Written request. Omit the pictures and return every entry exactly as written.

━━━ Data provided

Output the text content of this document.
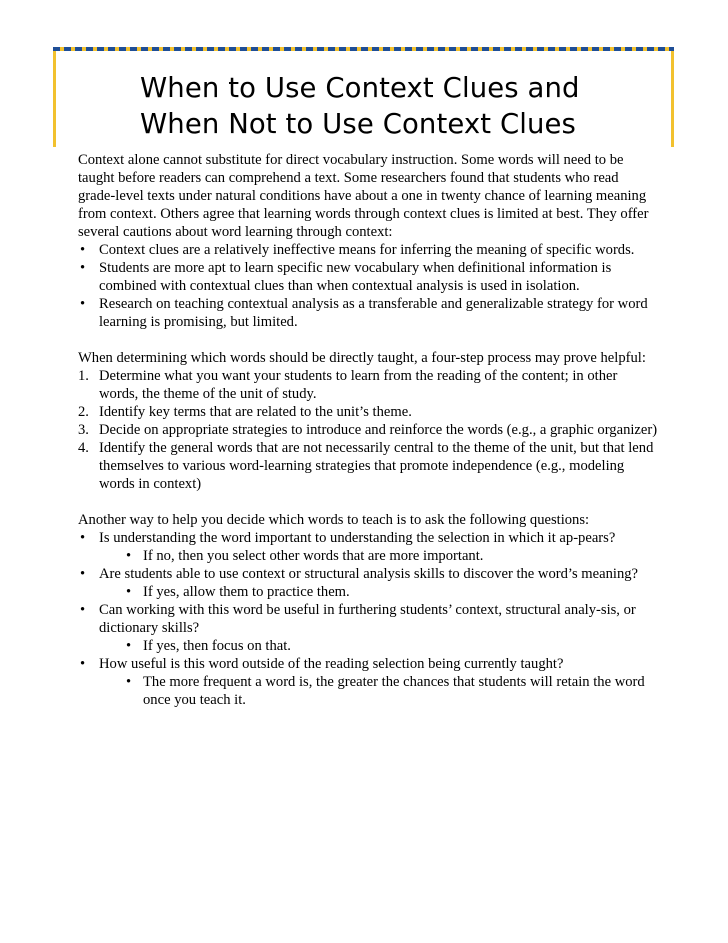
When to Use Context Clues and
When Not to Use Context Clues

Context alone cannot substitute for direct vocabulary instruction. Some words will need to be taught before readers can comprehend a text. Some researchers found that students who read grade-level texts under natural conditions have about a one in twenty chance of learning meaning from context. Others agree that learning words through context clues is limited at best. They offer several cautions about word learning through context:

• Context clues are a relatively ineffective means for inferring the meaning of specific words.
• Students are more apt to learn specific new vocabulary when definitional information is combined with contextual clues than when contextual analysis is used in isolation.
• Research on teaching contextual analysis as a transferable and generalizable strategy for word learning is promising, but limited.

When determining which words should be directly taught, a four-step process may prove helpful:

1. Determine what you want your students to learn from the reading of the content; in other words, the theme of the unit of study.
2. Identify key terms that are related to the unit’s theme.
3. Decide on appropriate strategies to introduce and reinforce the words (e.g., a graphic organizer)
4. Identify the general words that are not necessarily central to the theme of the unit, but that lend themselves to various word-learning strategies that promote independence (e.g., modeling words in context)

Another way to help you decide which words to teach is to ask the following questions:

• Is understanding the word important to understanding the selection in which it ap-pears?
• If no, then you select other words that are more important.
• Are students able to use context or structural analysis skills to discover the word’s meaning?
• If yes, allow them to practice them.
• Can working with this word be useful in furthering students’ context, structural analy-sis, or dictionary skills?
• If yes, then focus on that.
• How useful is this word outside of the reading selection being currently taught?
• The more frequent a word is, the greater the chances that students will retain the word once you teach it.
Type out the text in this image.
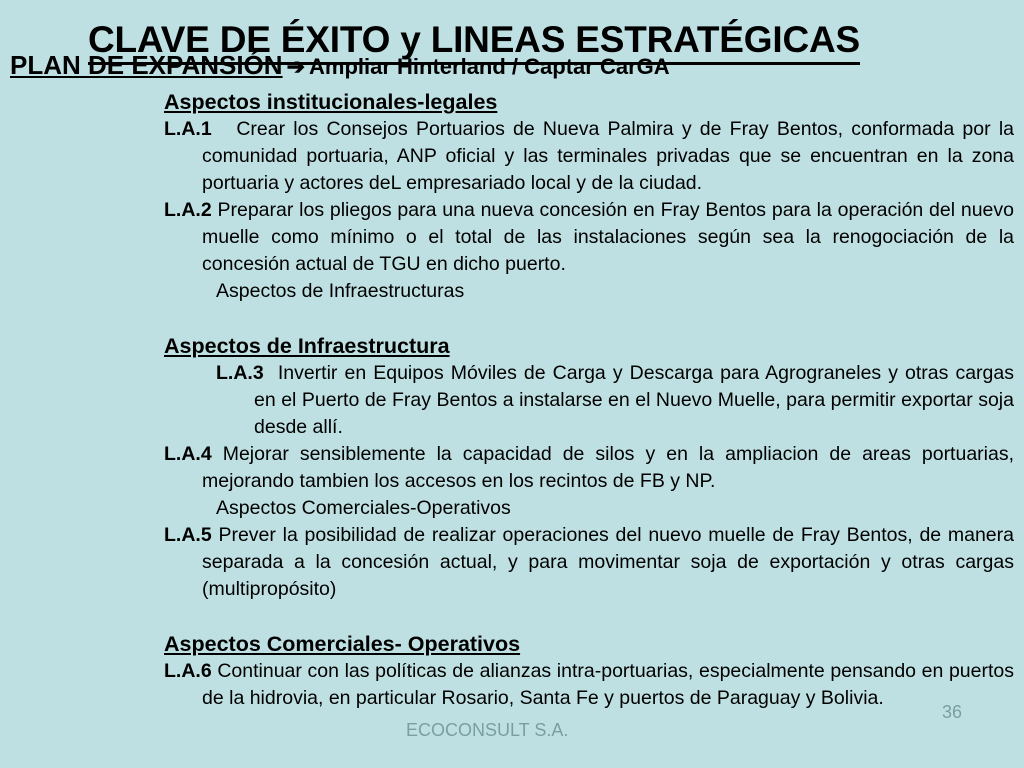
CLAVE DE ÉXITO y LINEAS ESTRATÉGICAS
PLAN DE EXPANSIÓN ➔ Ampliar Hinterland / Captar CarGA
Aspectos institucionales-legales
L.A.1 Crear los Consejos Portuarios de Nueva Palmira y de Fray Bentos, conformada por la comunidad portuaria, ANP oficial y las terminales privadas que se encuentran en la zona portuaria y actores deL empresariado local y de la ciudad.
L.A.2 Preparar los pliegos para una nueva concesión en Fray Bentos para la operación del nuevo muelle como mínimo o el total de las instalaciones según sea la renogociación de la concesión actual de TGU en dicho puerto.
Aspectos de Infraestructuras
Aspectos de Infraestructura
L.A.3 Invertir en Equipos Móviles de Carga y Descarga para Agrograneles y otras cargas en el Puerto de Fray Bentos a instalarse en el Nuevo Muelle, para permitir exportar soja desde allí.
L.A.4 Mejorar sensiblemente la capacidad de silos y en la ampliacion de areas portuarias, mejorando tambien los accesos en los recintos de FB y NP.
Aspectos Comerciales-Operativos
L.A.5 Prever la posibilidad de realizar operaciones del nuevo muelle de Fray Bentos, de manera separada a la concesión actual, y para movimentar soja de exportación y otras cargas (multipropósito)
Aspectos Comerciales- Operativos
L.A.6 Continuar con las políticas de alianzas intra-portuarias, especialmente pensando en puertos de la hidrovia, en particular Rosario, Santa Fe y puertos de Paraguay y Bolivia.
ECOCONSULT S.A.
36
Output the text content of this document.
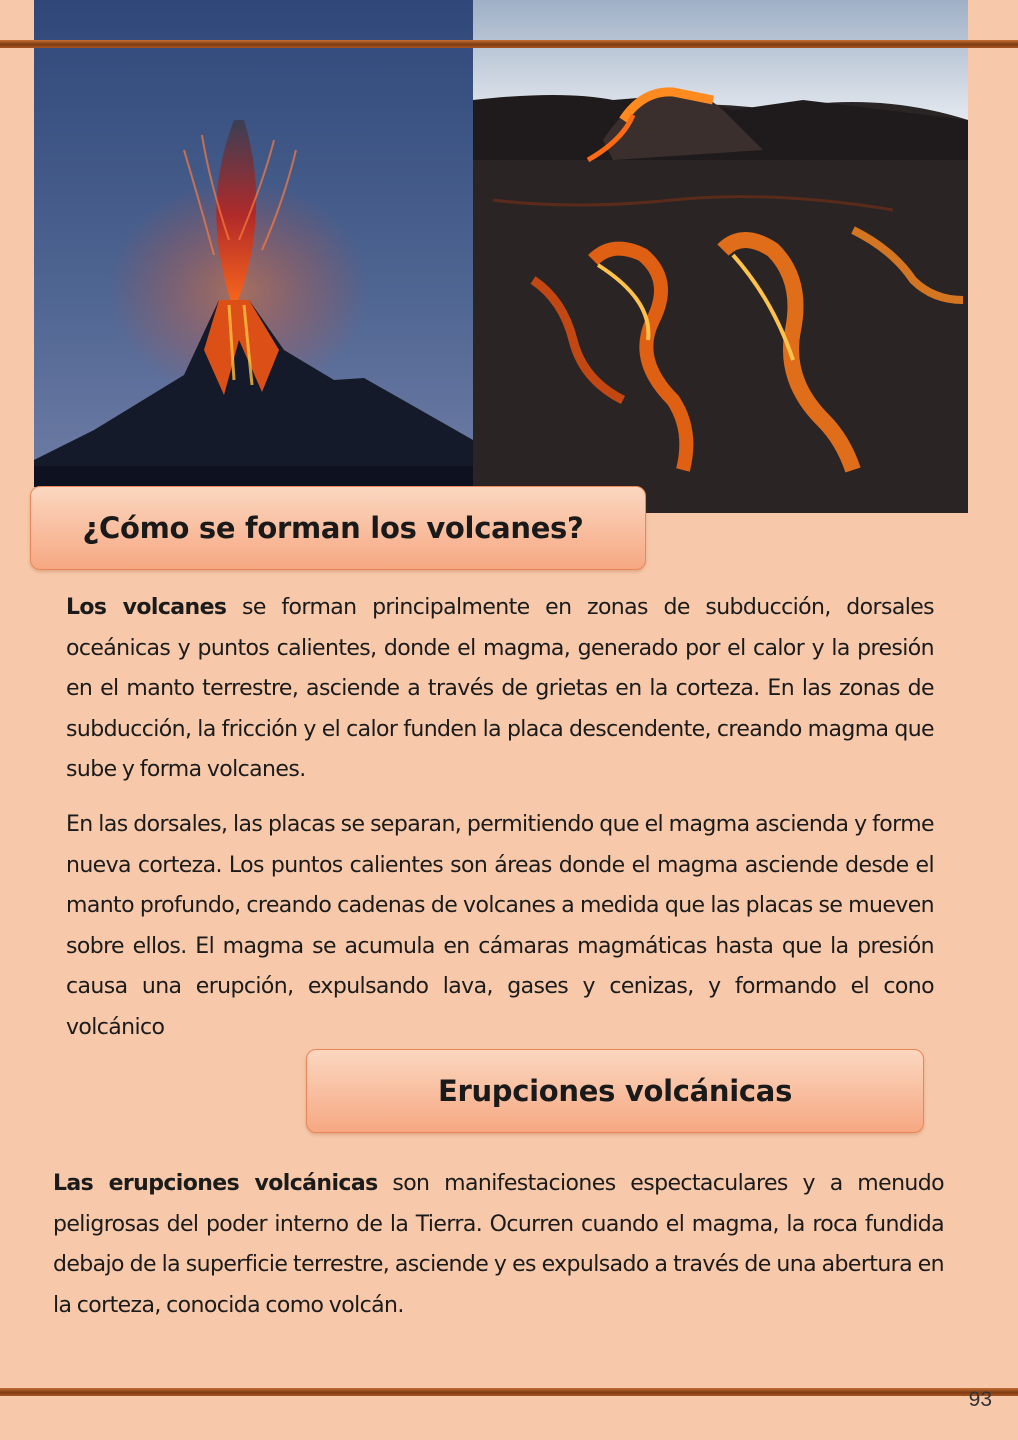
¿Cómo se forman los volcanes?

Los volcanes se forman principalmente en zonas de subducción, dorsales oceánicas y puntos calientes, donde el magma, generado por el calor y la presión en el manto terrestre, asciende a través de grietas en la corteza. En las zonas de subducción, la fricción y el calor funden la placa descendente, creando magma que sube y forma volcanes.

En las dorsales, las placas se separan, permitiendo que el magma ascienda y forme nueva corteza. Los puntos calientes son áreas donde el magma asciende desde el manto profundo, creando cadenas de volcanes a medida que las placas se mueven sobre ellos. El magma se acumula en cámaras magmáticas hasta que la presión causa una erupción, expulsando lava, gases y cenizas, y formando el cono volcánico

Erupciones volcánicas

Las erupciones volcánicas son manifestaciones espectaculares y a menudo peligrosas del poder interno de la Tierra. Ocurren cuando el magma, la roca fundida debajo de la superficie terrestre, asciende y es expulsado a través de una abertura en la corteza, conocida como volcán.

93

━━━━━━

Response to the exercise.
Output the text content of this document.
When to Use Context Clues and
When Not to Use Context Clues

Context alone cannot substitute for direct vocabulary instruction. Some words will need to be taught before readers can comprehend a text. Some researchers found that students who read grade-level texts under natural conditions have about a one in twenty chance of learning meaning from context. Others agree that learning words through context clues is limited at best. They offer several cautions about word learning through context:

• Context clues are a relatively ineffective means for inferring the meaning of specific words.
• Students are more apt to learn specific new vocabulary when definitional information is combined with contextual clues than when contextual analysis is used in isolation.
• Research on teaching contextual analysis as a transferable and generalizable strategy for word learning is promising, but limited.

When determining which words should be directly taught, a four-step process may prove helpful:

1. Determine what you want your students to learn from the reading of the content; in other words, the theme of the unit of study.
2. Identify key terms that are related to the unit’s theme.
3. Decide on appropriate strategies to introduce and reinforce the words (e.g., a graphic organizer)
4. Identify the general words that are not necessarily central to the theme of the unit, but that lend themselves to various word-learning strategies that promote independence (e.g., modeling words in context)

Another way to help you decide which words to teach is to ask the following questions:

• Is understanding the word important to understanding the selection in which it ap-pears?
• If no, then you select other words that are more important.
• Are students able to use context or structural analysis skills to discover the word’s meaning?
• If yes, allow them to practice them.
• Can working with this word be useful in furthering students’ context, structural analy-sis, or dictionary skills?
• If yes, then focus on that.
• How useful is this word outside of the reading selection being currently taught?
• The more frequent a word is, the greater the chances that students will retain the word once you teach it.
Type out the text in this image.
CLAVE DE ÉXITO y LINEAS ESTRATÉGICAS
PLAN DE EXPANSIÓN ➔ Ampliar Hinterland / Captar CarGA
Aspectos institucionales-legales
L.A.1 Crear los Consejos Portuarios de Nueva Palmira y de Fray Bentos, conformada por la comunidad portuaria, ANP oficial y las terminales privadas que se encuentran en la zona portuaria y actores deL empresariado local y de la ciudad.
L.A.2 Preparar los pliegos para una nueva concesión en Fray Bentos para la operación del nuevo muelle como mínimo o el total de las instalaciones según sea la renogociación de la concesión actual de TGU en dicho puerto.
Aspectos de Infraestructuras
Aspectos de Infraestructura
L.A.3 Invertir en Equipos Móviles de Carga y Descarga para Agrograneles y otras cargas en el Puerto de Fray Bentos a instalarse en el Nuevo Muelle, para permitir exportar soja desde allí.
L.A.4 Mejorar sensiblemente la capacidad de silos y en la ampliacion de areas portuarias, mejorando tambien los accesos en los recintos de FB y NP.
Aspectos Comerciales-Operativos
L.A.5 Prever la posibilidad de realizar operaciones del nuevo muelle de Fray Bentos, de manera separada a la concesión actual, y para movimentar soja de exportación y otras cargas (multipropósito)
Aspectos Comerciales- Operativos
L.A.6 Continuar con las políticas de alianzas intra-portuarias, especialmente pensando en puertos de la hidrovia, en particular Rosario, Santa Fe y puertos de Paraguay y Bolivia.
ECOCONSULT S.A.
36
Output the text content of this document.
¿Cómo se forman los volcanes?

Los volcanes se forman principalmente en zonas de subducción, dorsales oceánicas y puntos calientes, donde el magma, generado por el calor y la presión en el manto terrestre, asciende a través de grietas en la corteza. En las zonas de subducción, la fricción y el calor funden la placa descendente, creando magma que sube y forma volcanes.

En las dorsales, las placas se separan, permitiendo que el magma ascienda y forme nueva corteza. Los puntos calientes son áreas donde el magma asciende desde el manto profundo, creando cadenas de volcanes a medida que las placas se mueven sobre ellos. El magma se acumula en cámaras magmáticas hasta que la presión causa una erupción, expulsando lava, gases y cenizas, y formando el cono volcánico

Erupciones volcánicas

Las erupciones volcánicas son manifestaciones espectaculares y a menudo peligrosas del poder interno de la Tierra. Ocurren cuando el magma, la roca fundida debajo de la superficie terrestre, asciende y es expulsado a través de una abertura en la corteza, conocida como volcán.

93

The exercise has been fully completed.